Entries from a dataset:
--- Start ---
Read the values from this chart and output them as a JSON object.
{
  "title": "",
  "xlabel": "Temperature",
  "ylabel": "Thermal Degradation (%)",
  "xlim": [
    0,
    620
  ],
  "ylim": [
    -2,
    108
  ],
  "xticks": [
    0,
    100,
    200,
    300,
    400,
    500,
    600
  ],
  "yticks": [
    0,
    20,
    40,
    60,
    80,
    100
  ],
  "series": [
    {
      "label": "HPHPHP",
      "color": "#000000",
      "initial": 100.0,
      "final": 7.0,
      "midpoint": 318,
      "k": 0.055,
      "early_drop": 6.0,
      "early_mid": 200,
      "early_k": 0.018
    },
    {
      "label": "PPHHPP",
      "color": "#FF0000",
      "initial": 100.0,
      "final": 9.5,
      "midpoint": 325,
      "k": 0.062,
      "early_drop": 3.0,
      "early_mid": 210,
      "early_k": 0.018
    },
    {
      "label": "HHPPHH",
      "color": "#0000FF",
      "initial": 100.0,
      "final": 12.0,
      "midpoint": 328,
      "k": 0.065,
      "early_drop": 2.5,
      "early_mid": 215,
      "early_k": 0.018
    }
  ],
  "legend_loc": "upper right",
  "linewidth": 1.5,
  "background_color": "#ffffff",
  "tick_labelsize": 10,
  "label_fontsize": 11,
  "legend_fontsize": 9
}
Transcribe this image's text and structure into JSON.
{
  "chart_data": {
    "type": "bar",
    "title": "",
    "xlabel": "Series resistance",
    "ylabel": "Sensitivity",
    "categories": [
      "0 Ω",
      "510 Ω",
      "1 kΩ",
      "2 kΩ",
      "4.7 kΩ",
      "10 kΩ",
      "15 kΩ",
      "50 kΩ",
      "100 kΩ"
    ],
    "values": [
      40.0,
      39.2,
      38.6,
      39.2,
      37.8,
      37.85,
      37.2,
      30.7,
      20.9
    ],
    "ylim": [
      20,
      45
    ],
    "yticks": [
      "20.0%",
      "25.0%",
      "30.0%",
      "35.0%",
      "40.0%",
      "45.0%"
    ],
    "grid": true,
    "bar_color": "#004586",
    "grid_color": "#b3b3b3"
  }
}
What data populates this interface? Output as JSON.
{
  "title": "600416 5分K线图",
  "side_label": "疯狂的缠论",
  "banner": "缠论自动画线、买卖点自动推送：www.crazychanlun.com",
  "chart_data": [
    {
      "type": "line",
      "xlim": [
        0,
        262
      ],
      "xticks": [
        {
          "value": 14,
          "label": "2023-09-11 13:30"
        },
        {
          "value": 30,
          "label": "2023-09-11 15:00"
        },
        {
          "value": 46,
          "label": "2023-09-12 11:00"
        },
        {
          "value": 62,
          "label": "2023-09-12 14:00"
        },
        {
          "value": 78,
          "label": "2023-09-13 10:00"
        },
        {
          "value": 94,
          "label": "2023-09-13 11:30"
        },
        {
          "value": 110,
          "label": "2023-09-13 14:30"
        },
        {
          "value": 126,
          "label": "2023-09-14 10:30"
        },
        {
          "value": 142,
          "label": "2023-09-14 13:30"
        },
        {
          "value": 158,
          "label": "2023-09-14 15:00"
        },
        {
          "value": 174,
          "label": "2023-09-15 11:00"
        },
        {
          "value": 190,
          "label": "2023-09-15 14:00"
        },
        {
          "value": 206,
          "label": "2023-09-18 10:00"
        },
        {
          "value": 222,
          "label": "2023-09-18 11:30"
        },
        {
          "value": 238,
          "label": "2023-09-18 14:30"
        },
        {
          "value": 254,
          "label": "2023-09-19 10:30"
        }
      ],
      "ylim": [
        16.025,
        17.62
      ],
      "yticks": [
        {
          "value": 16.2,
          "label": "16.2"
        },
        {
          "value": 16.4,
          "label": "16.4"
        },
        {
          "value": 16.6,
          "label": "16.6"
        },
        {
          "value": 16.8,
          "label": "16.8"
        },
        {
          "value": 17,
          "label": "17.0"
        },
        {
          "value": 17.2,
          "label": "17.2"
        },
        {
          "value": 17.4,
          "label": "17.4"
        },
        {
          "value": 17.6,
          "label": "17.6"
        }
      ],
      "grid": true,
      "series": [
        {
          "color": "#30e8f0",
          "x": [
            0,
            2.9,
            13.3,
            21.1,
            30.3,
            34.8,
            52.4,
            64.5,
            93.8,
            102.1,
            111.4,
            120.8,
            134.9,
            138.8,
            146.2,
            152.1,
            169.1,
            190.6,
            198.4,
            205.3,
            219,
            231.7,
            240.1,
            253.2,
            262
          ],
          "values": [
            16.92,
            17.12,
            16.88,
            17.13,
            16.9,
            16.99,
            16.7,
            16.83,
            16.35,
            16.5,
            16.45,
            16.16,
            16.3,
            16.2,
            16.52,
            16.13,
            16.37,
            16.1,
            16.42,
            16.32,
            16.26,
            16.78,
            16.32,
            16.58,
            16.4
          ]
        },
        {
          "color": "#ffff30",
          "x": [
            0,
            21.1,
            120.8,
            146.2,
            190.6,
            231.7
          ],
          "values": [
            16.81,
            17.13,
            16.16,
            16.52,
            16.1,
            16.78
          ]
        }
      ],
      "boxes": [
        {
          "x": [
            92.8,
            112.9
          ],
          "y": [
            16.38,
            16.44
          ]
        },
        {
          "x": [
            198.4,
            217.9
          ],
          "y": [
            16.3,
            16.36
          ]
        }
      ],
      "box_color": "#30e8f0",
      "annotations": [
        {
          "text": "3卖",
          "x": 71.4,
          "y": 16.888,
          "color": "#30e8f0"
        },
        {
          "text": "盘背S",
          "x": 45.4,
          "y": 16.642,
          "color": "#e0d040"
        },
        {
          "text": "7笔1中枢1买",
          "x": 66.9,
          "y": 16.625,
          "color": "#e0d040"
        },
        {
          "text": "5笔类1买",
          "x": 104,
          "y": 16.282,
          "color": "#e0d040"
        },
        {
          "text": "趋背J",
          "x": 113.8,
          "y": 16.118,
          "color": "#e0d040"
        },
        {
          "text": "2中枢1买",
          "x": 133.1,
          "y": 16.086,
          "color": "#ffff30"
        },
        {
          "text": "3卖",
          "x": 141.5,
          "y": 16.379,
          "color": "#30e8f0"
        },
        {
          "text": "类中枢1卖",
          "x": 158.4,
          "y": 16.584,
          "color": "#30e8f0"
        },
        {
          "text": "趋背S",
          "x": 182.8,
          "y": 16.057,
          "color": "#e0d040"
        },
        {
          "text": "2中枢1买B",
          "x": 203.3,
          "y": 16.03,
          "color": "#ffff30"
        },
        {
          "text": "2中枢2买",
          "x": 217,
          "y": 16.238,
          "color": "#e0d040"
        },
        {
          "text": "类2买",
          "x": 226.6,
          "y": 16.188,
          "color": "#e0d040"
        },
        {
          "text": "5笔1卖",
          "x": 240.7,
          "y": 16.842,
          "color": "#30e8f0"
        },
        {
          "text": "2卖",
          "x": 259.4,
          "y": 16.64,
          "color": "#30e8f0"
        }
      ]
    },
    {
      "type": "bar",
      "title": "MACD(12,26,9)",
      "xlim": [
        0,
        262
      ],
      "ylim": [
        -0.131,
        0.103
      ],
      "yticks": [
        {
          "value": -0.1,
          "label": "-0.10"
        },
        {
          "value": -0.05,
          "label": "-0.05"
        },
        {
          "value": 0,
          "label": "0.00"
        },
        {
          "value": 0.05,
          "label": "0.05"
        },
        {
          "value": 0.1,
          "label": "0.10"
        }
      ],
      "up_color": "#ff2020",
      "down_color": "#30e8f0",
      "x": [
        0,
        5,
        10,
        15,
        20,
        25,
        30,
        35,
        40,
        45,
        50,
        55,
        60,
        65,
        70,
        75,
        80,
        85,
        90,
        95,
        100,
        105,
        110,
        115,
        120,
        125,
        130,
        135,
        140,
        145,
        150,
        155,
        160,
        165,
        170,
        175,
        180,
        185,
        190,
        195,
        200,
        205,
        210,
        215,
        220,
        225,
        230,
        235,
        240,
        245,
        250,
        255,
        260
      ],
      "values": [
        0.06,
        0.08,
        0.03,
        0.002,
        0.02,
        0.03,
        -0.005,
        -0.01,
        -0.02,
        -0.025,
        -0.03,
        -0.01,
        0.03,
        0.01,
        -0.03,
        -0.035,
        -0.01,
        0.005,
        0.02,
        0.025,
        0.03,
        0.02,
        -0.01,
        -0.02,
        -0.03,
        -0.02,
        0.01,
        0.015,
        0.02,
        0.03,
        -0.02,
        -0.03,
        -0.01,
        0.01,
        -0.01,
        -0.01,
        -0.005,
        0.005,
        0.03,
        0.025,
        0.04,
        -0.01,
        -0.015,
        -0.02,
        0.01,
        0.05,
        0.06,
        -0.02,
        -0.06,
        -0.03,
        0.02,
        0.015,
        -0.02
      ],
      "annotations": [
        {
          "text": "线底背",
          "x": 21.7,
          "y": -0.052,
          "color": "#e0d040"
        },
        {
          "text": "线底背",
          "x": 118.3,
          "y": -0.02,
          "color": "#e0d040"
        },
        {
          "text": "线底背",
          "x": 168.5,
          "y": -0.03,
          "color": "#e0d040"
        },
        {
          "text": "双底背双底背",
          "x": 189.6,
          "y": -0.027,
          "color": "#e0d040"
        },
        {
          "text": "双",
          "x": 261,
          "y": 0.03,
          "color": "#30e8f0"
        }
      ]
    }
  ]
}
--- End ---
THE EXERCISE:
Going over the lines above, work out how many include "this", then give only that number.

WRITTEN RESPONSE:
3